[Records contained in a dataset]
[Start]
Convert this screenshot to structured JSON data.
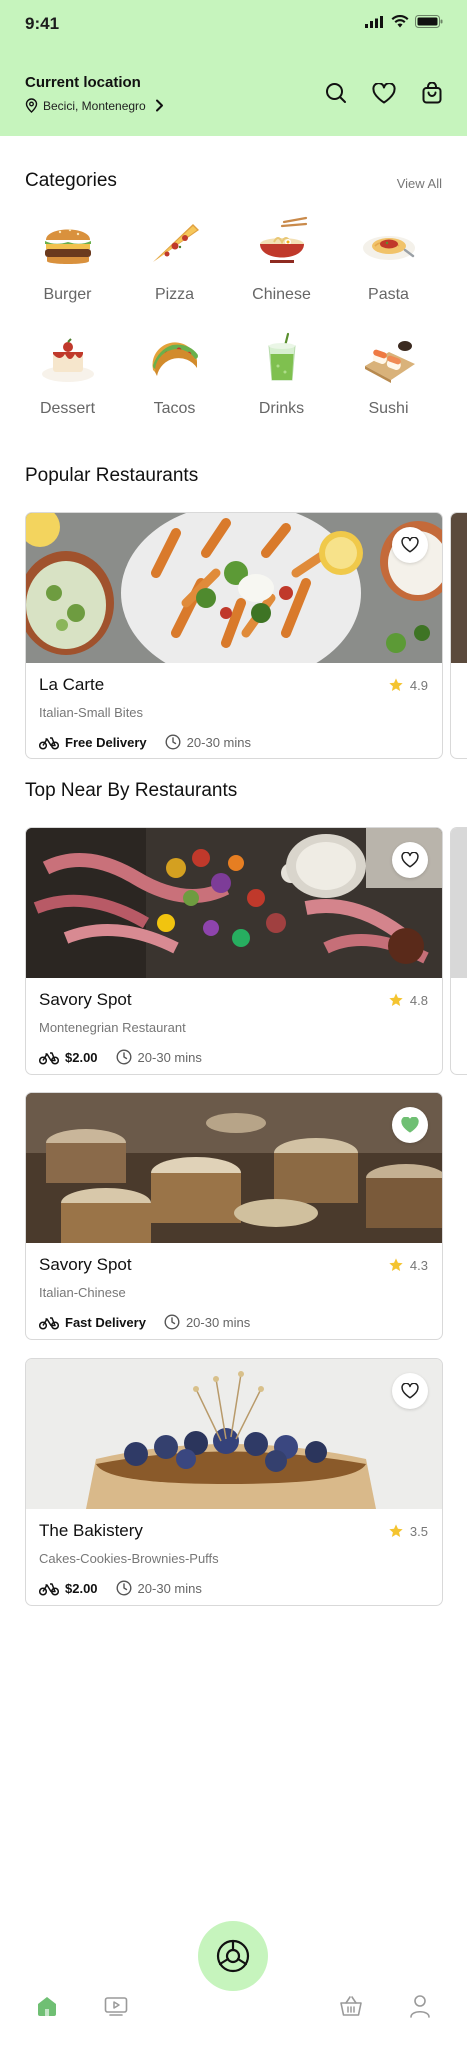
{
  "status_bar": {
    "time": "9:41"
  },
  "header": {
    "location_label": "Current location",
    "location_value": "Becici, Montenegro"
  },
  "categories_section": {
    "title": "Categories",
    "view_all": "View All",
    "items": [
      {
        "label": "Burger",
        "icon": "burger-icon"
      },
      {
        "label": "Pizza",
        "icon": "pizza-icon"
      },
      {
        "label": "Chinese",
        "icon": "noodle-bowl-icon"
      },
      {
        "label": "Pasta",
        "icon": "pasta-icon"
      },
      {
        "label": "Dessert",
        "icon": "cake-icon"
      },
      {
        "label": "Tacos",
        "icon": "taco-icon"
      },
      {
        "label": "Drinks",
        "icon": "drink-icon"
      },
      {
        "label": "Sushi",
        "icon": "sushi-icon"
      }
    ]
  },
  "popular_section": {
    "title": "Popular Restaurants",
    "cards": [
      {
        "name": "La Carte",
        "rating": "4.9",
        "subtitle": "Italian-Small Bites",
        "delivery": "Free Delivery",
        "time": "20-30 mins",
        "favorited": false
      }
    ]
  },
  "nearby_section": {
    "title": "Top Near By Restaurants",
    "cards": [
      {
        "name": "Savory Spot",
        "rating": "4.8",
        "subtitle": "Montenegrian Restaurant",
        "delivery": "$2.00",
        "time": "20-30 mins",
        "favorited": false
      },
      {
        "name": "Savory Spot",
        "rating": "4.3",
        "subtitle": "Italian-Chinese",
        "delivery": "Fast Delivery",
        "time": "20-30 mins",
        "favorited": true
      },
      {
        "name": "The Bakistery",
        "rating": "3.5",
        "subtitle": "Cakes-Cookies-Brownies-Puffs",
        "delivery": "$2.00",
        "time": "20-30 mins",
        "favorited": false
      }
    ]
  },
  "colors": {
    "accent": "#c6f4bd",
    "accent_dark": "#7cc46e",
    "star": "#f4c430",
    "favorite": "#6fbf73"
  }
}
[End]
[Start]
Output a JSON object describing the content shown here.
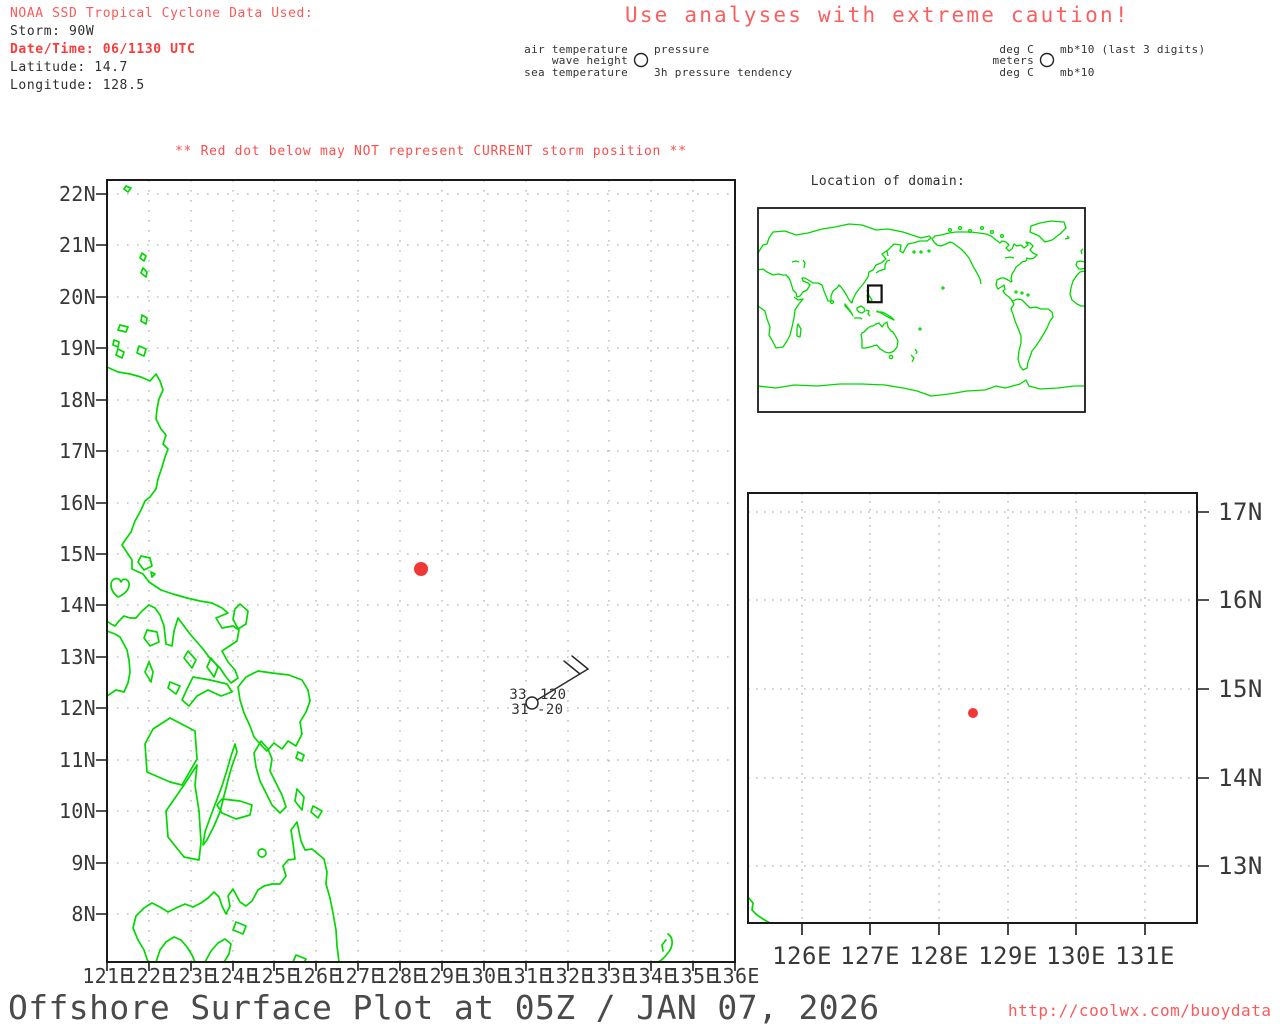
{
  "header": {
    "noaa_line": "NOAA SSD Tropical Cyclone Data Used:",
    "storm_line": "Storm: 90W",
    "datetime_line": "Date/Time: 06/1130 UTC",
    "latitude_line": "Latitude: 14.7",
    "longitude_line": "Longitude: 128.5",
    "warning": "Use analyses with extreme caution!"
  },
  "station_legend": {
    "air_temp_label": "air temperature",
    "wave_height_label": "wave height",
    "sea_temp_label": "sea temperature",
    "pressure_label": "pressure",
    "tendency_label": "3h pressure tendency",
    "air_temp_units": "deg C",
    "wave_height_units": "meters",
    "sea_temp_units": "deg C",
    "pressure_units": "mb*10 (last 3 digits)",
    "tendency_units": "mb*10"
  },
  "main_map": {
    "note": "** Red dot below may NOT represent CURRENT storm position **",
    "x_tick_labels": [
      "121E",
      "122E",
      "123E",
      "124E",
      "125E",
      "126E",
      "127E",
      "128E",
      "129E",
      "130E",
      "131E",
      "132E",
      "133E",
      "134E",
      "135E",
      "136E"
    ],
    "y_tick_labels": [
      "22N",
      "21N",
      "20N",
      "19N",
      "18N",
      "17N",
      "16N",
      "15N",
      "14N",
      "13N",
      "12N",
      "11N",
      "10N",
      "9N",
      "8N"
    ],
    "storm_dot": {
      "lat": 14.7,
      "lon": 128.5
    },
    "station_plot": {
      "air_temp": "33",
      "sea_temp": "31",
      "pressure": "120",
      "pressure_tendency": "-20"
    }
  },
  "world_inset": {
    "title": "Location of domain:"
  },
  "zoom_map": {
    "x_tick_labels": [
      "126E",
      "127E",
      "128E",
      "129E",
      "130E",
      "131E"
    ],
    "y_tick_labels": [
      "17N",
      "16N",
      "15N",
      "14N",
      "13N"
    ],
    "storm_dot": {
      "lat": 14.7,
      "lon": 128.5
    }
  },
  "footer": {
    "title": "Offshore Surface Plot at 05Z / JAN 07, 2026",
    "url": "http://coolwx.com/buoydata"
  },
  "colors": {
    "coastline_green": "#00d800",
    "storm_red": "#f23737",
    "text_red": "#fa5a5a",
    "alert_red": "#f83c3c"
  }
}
[End]
## STATED EXERCISE
Copy all lines of the material above where the string "Chinese" occurs.

## RESULT OF THIS TASK
        "label": "Chinese",
        "subtitle": "Italian-Chinese",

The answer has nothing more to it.